YOUR OBJECTIVE -
Write out the whole listing below so that every line matches exactly.

* * * * * * * * *

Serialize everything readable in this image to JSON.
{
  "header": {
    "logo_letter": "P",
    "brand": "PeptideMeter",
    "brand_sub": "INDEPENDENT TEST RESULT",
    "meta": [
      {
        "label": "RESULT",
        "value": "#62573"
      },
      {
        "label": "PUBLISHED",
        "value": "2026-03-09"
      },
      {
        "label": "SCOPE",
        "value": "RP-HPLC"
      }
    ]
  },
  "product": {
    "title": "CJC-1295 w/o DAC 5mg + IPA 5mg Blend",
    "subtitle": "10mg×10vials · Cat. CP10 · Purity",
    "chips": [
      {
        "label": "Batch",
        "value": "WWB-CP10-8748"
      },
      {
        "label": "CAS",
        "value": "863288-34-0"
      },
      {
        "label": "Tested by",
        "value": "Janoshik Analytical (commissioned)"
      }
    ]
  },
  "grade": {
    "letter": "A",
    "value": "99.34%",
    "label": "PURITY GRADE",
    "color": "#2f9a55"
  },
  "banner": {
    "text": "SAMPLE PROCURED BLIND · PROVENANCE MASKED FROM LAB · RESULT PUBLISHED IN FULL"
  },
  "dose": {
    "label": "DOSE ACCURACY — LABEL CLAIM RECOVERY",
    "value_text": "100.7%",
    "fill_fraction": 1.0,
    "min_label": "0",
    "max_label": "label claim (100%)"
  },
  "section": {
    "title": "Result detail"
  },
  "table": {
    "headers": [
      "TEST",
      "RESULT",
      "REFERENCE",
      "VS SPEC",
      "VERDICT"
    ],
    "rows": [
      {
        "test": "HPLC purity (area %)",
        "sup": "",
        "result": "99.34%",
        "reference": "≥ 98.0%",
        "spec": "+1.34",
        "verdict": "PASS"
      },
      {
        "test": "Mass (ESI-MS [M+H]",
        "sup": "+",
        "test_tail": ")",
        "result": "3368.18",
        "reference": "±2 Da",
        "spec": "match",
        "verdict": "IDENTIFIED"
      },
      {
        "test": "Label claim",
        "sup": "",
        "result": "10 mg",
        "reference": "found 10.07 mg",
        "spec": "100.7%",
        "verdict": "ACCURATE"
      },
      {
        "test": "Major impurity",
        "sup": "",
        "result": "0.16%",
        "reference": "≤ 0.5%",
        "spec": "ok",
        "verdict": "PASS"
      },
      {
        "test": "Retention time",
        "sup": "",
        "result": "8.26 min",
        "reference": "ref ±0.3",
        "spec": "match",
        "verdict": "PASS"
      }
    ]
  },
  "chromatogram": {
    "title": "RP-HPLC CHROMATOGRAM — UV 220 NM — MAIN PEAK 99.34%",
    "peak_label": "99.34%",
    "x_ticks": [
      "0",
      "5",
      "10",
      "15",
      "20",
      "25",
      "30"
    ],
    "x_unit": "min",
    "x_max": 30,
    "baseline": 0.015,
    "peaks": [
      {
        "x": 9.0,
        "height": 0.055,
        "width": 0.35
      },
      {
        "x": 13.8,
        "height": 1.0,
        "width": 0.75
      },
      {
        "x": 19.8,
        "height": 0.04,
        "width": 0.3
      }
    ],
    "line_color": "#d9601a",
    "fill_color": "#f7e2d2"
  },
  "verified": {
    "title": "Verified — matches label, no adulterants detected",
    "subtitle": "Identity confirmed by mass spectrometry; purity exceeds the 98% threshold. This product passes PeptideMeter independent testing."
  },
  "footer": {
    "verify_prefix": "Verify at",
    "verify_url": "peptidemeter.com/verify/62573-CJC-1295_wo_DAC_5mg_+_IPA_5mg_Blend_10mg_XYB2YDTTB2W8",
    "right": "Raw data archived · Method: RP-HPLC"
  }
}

* * * * * * * * *

COMPLETED TASK -
Serialize everything readable in this image to JSON.
{
  "header": {
    "logo_letter": "P",
    "brand": "PeptideMeter",
    "brand_sub": "INDEPENDENT TEST RESULT",
    "meta": [
      {
        "label": "RESULT",
        "value": "#62573"
      },
      {
        "label": "PUBLISHED",
        "value": "2026-03-09"
      },
      {
        "label": "SCOPE",
        "value": "RP-HPLC"
      }
    ]
  },
  "product": {
    "title": "CJC-1295 w/o DAC 5mg + IPA 5mg Blend",
    "subtitle": "10mg×10vials · Cat. CP10 · Purity",
    "chips": [
      {
        "label": "Batch",
        "value": "WWB-CP10-8748"
      },
      {
        "label": "CAS",
        "value": "863288-34-0"
      },
      {
        "label": "Tested by",
        "value": "Janoshik Analytical (commissioned)"
      }
    ]
  },
  "grade": {
    "letter": "A",
    "value": "99.34%",
    "label": "PURITY GRADE",
    "color": "#2f9a55"
  },
  "banner": {
    "text": "SAMPLE PROCURED BLIND · PROVENANCE MASKED FROM LAB · RESULT PUBLISHED IN FULL"
  },
  "dose": {
    "label": "DOSE ACCURACY — LABEL CLAIM RECOVERY",
    "value_text": "100.7%",
    "fill_fraction": 1.0,
    "min_label": "0",
    "max_label": "label claim (100%)"
  },
  "section": {
    "title": "Result detail"
  },
  "table": {
    "headers": [
      "TEST",
      "RESULT",
      "REFERENCE",
      "VS SPEC",
      "VERDICT"
    ],
    "rows": [
      {
        "test": "HPLC purity (area %)",
        "sup": "",
        "result": "99.34%",
        "reference": "≥ 98.0%",
        "spec": "+1.34",
        "verdict": "PASS"
      },
      {
        "test": "Mass (ESI-MS [M+H]",
        "sup": "+",
        "test_tail": ")",
        "result": "3368.18",
        "reference": "±2 Da",
        "spec": "match",
        "verdict": "IDENTIFIED"
      },
      {
        "test": "Label claim",
        "sup": "",
        "result": "10 mg",
        "reference": "found 10.07 mg",
        "spec": "100.7%",
        "verdict": "ACCURATE"
      },
      {
        "test": "Major impurity",
        "sup": "",
        "result": "0.16%",
        "reference": "≤ 0.5%",
        "spec": "ok",
        "verdict": "PASS"
      },
      {
        "test": "Retention time",
        "sup": "",
        "result": "8.26 min",
        "reference": "ref ±0.3",
        "spec": "match",
        "verdict": "PASS"
      }
    ]
  },
  "chromatogram": {
    "title": "RP-HPLC CHROMATOGRAM — UV 220 NM — MAIN PEAK 99.34%",
    "peak_label": "99.34%",
    "x_ticks": [
      "0",
      "5",
      "10",
      "15",
      "20",
      "25",
      "30"
    ],
    "x_unit": "min",
    "x_max": 30,
    "baseline": 0.015,
    "peaks": [
      {
        "x": 9.0,
        "height": 0.055,
        "width": 0.35
      },
      {
        "x": 13.8,
        "height": 1.0,
        "width": 0.75
      },
      {
        "x": 19.8,
        "height": 0.04,
        "width": 0.3
      }
    ],
    "line_color": "#d9601a",
    "fill_color": "#f7e2d2"
  },
  "verified": {
    "title": "Verified — matches label, no adulterants detected",
    "subtitle": "Identity confirmed by mass spectrometry; purity exceeds the 98% threshold. This product passes PeptideMeter independent testing."
  },
  "footer": {
    "verify_prefix": "Verify at",
    "verify_url": "peptidemeter.com/verify/62573-CJC-1295_wo_DAC_5mg_+_IPA_5mg_Blend_10mg_XYB2YDTTB2W8",
    "right": "Raw data archived · Method: RP-HPLC"
  }
}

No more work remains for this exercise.